§ **Stored data**:

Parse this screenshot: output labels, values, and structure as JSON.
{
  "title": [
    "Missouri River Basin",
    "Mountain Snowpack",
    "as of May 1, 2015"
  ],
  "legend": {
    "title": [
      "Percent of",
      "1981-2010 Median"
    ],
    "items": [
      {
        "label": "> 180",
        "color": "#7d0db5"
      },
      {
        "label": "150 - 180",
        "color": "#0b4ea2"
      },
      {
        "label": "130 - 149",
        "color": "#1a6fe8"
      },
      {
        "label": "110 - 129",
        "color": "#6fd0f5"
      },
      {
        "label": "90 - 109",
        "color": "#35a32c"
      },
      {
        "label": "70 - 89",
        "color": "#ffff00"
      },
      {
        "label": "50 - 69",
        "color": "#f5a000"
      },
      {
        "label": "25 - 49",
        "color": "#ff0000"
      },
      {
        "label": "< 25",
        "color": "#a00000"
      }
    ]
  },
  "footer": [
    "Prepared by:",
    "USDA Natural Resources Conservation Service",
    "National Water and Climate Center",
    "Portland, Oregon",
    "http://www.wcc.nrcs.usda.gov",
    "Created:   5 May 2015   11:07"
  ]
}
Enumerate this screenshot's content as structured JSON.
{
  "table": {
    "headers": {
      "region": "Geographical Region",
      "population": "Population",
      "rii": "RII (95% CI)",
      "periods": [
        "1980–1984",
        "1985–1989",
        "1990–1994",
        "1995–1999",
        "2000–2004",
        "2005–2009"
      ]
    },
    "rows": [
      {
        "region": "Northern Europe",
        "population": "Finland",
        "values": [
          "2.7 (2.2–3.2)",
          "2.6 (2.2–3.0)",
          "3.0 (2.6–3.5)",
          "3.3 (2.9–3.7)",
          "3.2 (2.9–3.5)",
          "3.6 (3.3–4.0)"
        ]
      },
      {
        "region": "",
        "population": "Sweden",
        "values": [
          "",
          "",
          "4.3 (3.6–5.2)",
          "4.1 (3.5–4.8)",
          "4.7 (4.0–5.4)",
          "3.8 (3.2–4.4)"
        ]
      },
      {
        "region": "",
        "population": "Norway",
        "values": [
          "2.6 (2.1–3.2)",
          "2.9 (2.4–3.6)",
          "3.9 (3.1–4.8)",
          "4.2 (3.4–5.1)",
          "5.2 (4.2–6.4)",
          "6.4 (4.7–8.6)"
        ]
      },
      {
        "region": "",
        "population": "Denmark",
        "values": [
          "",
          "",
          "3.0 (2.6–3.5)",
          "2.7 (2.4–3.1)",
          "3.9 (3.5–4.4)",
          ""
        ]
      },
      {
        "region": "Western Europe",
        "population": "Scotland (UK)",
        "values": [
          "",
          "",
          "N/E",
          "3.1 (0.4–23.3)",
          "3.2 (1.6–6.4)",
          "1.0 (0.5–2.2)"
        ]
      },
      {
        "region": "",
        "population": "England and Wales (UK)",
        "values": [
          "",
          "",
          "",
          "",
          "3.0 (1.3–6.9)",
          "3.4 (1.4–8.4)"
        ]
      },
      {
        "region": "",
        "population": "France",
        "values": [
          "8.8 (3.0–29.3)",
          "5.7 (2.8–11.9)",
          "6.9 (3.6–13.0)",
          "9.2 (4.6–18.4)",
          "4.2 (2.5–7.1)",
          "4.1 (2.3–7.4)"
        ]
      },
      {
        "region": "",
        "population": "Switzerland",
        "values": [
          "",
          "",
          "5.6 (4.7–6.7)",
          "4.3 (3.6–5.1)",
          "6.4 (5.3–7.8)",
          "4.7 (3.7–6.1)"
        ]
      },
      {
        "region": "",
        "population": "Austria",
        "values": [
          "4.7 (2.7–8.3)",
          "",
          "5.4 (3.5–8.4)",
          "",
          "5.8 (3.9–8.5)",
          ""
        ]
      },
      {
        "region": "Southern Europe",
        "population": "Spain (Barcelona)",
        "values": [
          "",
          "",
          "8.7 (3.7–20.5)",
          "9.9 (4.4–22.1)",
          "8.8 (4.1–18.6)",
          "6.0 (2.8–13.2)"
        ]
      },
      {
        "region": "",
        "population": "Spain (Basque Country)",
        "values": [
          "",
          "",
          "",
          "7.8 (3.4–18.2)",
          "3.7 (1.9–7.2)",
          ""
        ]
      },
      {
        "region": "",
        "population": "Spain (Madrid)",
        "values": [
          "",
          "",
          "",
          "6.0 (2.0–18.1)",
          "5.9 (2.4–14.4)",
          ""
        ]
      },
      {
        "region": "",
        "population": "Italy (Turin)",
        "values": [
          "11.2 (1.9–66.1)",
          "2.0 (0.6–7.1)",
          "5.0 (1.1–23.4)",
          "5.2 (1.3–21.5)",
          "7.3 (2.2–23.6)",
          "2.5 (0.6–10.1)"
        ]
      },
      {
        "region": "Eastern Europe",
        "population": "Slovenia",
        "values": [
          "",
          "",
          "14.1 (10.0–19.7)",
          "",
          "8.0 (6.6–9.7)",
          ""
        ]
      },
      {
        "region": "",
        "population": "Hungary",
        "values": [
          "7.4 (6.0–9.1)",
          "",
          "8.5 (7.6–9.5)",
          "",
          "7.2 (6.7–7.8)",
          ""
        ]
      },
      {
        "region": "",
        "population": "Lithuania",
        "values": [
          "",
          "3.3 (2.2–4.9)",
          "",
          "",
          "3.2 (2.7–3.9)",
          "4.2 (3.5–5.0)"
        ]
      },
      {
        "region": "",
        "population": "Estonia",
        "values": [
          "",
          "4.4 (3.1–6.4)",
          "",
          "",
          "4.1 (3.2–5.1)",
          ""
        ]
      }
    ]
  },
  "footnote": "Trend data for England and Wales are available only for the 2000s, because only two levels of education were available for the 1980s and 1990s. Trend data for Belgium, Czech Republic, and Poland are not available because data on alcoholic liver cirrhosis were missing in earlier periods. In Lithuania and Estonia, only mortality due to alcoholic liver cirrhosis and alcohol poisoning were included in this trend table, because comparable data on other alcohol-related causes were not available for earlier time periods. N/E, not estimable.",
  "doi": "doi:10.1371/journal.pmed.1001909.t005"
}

§ **Problem to solve**: Only a number is wanted: how many lines contain the word "Europe"?

§ **Full solution**: 4